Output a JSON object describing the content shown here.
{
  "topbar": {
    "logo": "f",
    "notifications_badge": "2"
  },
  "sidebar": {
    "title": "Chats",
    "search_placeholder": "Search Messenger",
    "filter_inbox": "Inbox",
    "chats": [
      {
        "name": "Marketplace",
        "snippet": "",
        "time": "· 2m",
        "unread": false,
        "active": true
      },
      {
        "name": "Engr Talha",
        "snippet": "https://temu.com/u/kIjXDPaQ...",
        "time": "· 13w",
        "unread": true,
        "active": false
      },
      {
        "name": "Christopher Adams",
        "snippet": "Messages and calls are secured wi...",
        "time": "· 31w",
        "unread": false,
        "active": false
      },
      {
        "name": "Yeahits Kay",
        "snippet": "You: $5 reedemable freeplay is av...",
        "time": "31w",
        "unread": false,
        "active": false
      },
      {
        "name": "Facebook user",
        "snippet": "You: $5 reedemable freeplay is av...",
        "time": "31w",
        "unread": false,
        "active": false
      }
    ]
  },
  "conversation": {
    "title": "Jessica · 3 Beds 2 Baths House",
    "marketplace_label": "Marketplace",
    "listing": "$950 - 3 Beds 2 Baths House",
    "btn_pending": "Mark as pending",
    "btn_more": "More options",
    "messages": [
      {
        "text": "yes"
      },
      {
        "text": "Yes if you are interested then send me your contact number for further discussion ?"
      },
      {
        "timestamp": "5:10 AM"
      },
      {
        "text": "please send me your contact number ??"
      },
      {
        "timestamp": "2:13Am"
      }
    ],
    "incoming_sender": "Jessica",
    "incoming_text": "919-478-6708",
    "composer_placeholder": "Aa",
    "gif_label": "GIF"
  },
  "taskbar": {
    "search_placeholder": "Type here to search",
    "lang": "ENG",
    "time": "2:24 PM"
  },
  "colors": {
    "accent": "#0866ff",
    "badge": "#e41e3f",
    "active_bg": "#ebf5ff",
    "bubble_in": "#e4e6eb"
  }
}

···

=== GIVEN EXERCISE ===
Repeat every entry word for word.

=== PROBLEM SOLUTION ===
Output a JSON object describing the content shown here.
{
  "topbar": {
    "logo": "f",
    "notifications_badge": "2"
  },
  "sidebar": {
    "title": "Chats",
    "search_placeholder": "Search Messenger",
    "filter_inbox": "Inbox",
    "chats": [
      {
        "name": "Marketplace",
        "snippet": "",
        "time": "· 2m",
        "unread": false,
        "active": true
      },
      {
        "name": "Engr Talha",
        "snippet": "https://temu.com/u/kIjXDPaQ...",
        "time": "· 13w",
        "unread": true,
        "active": false
      },
      {
        "name": "Christopher Adams",
        "snippet": "Messages and calls are secured wi...",
        "time": "· 31w",
        "unread": false,
        "active": false
      },
      {
        "name": "Yeahits Kay",
        "snippet": "You: $5 reedemable freeplay is av...",
        "time": "31w",
        "unread": false,
        "active": false
      },
      {
        "name": "Facebook user",
        "snippet": "You: $5 reedemable freeplay is av...",
        "time": "31w",
        "unread": false,
        "active": false
      }
    ]
  },
  "conversation": {
    "title": "Jessica · 3 Beds 2 Baths House",
    "marketplace_label": "Marketplace",
    "listing": "$950 - 3 Beds 2 Baths House",
    "btn_pending": "Mark as pending",
    "btn_more": "More options",
    "messages": [
      {
        "text": "yes"
      },
      {
        "text": "Yes if you are interested then send me your contact number for further discussion ?"
      },
      {
        "timestamp": "5:10 AM"
      },
      {
        "text": "please send me your contact number ??"
      },
      {
        "timestamp": "2:13Am"
      }
    ],
    "incoming_sender": "Jessica",
    "incoming_text": "919-478-6708",
    "composer_placeholder": "Aa",
    "gif_label": "GIF"
  },
  "taskbar": {
    "search_placeholder": "Type here to search",
    "lang": "ENG",
    "time": "2:24 PM"
  },
  "colors": {
    "accent": "#0866ff",
    "badge": "#e41e3f",
    "active_bg": "#ebf5ff",
    "bubble_in": "#e4e6eb"
  }
}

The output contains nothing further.